[What you have to do] Pull out every line of the material that contains the string `ticks`.

[Extracted records]
──────────────────────────────

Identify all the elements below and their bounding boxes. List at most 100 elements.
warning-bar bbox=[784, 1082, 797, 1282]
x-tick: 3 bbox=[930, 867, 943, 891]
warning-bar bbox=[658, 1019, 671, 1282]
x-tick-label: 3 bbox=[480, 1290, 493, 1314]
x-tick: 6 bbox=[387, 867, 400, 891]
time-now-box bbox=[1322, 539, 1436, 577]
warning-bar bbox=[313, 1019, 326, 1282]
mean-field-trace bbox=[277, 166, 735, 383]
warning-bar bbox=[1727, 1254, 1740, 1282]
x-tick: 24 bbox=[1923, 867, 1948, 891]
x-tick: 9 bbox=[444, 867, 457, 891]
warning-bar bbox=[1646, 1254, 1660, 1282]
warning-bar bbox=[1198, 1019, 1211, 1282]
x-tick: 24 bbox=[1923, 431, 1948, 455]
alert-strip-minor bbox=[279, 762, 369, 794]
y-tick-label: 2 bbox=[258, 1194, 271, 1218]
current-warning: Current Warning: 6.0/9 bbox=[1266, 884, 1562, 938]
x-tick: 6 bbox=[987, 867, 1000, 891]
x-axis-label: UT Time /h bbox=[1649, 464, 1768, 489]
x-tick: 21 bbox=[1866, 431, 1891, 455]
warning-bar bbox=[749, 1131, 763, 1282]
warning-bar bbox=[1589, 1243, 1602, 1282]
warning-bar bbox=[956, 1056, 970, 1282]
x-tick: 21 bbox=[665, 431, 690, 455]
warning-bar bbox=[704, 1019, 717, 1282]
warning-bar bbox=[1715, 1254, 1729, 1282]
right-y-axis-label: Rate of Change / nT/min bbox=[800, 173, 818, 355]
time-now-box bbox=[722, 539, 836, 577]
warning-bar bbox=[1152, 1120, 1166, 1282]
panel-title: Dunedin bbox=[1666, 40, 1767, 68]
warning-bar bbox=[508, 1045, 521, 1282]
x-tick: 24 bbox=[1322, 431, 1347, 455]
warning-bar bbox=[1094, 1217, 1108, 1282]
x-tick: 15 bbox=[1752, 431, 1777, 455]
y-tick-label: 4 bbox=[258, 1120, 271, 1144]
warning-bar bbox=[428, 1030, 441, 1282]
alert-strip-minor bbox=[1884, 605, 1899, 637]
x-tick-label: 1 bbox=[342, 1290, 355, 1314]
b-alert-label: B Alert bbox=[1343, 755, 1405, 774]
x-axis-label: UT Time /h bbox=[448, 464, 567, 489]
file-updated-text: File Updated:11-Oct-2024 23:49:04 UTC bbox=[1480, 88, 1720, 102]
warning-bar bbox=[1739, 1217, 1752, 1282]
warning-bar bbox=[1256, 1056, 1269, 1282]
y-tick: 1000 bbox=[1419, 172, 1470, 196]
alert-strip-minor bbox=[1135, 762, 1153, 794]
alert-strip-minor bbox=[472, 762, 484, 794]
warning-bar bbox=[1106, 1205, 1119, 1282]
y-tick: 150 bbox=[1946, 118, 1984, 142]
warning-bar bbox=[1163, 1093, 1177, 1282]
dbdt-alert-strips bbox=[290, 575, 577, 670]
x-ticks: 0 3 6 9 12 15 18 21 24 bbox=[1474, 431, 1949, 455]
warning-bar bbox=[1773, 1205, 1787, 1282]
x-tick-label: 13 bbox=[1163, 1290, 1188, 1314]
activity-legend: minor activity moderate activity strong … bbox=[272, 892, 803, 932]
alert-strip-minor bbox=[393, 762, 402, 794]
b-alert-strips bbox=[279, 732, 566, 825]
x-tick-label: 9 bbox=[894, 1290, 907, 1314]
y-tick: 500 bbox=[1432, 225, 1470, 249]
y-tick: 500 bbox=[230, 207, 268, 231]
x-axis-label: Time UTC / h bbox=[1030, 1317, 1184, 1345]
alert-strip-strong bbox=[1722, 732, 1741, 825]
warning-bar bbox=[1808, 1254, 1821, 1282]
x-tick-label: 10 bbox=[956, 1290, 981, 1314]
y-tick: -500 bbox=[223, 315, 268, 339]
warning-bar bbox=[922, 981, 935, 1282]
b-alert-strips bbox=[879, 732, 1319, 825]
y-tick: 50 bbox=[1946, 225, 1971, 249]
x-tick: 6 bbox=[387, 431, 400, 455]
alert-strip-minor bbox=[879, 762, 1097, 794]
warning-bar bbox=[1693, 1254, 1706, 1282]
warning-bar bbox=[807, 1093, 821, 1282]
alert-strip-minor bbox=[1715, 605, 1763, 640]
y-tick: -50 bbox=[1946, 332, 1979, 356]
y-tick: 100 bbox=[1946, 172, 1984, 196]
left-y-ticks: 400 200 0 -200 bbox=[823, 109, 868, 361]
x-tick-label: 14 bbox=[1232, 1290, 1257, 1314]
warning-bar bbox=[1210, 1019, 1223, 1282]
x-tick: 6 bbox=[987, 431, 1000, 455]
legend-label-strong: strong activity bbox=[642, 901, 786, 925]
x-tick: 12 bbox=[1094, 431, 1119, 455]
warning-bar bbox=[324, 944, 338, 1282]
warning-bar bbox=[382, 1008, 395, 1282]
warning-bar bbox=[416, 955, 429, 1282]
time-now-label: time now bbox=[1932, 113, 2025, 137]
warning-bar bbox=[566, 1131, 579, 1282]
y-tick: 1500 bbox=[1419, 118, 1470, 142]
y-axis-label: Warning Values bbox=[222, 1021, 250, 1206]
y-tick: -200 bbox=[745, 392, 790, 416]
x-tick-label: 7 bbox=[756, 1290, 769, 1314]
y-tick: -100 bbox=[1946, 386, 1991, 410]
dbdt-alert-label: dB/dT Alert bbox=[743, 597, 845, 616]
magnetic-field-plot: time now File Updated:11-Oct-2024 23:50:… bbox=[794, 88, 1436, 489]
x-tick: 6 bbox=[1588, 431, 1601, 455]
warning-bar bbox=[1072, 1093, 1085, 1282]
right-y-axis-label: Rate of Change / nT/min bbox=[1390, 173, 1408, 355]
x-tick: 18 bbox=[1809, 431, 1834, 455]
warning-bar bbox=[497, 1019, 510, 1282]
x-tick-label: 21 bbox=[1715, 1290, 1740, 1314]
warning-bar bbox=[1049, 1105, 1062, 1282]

──────────────────────────────

[Solution for this exercise]
x-ticks: 0 3 6 9 12 15 18 21 24 bbox=[1474, 431, 1949, 455]
left-y-ticks: 400 200 0 -200 bbox=[823, 109, 868, 361]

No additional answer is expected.